┏━━

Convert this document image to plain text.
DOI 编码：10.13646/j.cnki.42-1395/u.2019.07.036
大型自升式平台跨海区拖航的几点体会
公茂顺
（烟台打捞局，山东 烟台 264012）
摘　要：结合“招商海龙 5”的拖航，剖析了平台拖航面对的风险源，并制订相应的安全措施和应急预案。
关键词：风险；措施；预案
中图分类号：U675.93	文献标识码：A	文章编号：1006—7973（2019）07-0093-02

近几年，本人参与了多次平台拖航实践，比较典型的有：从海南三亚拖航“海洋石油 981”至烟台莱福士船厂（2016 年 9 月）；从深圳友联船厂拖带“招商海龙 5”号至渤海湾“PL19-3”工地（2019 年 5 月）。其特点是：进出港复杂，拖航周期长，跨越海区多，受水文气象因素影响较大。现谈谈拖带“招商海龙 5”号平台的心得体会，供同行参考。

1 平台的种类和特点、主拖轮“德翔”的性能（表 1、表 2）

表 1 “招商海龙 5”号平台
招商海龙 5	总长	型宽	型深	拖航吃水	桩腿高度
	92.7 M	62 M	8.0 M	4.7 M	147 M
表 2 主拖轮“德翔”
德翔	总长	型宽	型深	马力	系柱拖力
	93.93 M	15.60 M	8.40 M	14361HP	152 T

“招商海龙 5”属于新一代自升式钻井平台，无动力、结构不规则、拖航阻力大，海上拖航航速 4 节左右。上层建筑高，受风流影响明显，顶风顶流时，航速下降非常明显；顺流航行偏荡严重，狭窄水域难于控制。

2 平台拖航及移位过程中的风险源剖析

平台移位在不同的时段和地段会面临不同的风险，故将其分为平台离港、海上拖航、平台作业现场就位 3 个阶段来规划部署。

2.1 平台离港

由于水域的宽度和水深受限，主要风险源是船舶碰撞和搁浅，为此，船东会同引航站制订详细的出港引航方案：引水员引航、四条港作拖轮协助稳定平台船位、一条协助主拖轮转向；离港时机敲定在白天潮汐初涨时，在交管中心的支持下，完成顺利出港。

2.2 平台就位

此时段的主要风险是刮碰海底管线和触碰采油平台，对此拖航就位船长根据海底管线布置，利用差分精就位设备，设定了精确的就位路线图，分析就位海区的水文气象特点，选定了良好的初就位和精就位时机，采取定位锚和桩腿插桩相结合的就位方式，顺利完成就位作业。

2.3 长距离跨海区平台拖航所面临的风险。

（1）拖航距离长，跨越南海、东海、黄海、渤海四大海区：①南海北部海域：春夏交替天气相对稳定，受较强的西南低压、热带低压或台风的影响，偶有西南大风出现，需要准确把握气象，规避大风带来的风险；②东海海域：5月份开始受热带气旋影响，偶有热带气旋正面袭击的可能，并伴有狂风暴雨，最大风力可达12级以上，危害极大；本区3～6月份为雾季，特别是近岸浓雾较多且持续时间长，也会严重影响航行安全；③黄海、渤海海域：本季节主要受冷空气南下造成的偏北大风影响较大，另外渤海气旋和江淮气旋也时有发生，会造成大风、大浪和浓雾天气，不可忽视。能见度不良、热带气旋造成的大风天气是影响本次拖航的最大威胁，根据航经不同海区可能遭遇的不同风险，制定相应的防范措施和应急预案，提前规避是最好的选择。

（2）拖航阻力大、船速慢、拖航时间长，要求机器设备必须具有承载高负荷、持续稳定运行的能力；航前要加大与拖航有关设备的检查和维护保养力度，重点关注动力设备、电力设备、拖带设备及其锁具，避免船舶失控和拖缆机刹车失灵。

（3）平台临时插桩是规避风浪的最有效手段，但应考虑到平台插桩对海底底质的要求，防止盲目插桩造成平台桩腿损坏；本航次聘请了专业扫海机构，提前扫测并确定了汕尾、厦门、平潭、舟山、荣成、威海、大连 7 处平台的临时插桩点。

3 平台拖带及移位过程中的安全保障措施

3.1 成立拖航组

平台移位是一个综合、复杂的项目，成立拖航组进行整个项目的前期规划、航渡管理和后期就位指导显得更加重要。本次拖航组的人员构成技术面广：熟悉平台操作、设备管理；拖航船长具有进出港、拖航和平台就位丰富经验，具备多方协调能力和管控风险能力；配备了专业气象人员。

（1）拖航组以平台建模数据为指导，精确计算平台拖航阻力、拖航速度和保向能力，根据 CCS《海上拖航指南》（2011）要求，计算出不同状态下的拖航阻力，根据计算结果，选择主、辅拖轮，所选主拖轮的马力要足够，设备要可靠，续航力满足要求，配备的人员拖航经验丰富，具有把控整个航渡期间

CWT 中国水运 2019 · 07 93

┗━━

- [TASK GOAL]: Copy each line of the records that contains the word "招商海龙".

- [SOLUTION FOR THIS EXERCISE]:
摘　要：结合“招商海龙 5”的拖航，剖析了平台拖航面对的风险源，并制订相应的安全措施和应急预案。
近几年，本人参与了多次平台拖航实践，比较典型的有：从海南三亚拖航“海洋石油 981”至烟台莱福士船厂（2016 年 9 月）；从深圳友联船厂拖带“招商海龙 5”号至渤海湾“PL19-3”工地（2019 年 5 月）。其特点是：进出港复杂，拖航周期长，跨越海区多，受水文气象因素影响较大。现谈谈拖带“招商海龙 5”号平台的心得体会，供同行参考。
表 1 “招商海龙 5”号平台
招商海龙 5	总长	型宽	型深	拖航吃水	桩腿高度
“招商海龙 5”属于新一代自升式钻井平台，无动力、结构不规则、拖航阻力大，海上拖航航速 4 节左右。上层建筑高，受风流影响明显，顶风顶流时，航速下降非常明显；顺流航行偏荡严重，狭窄水域难于控制。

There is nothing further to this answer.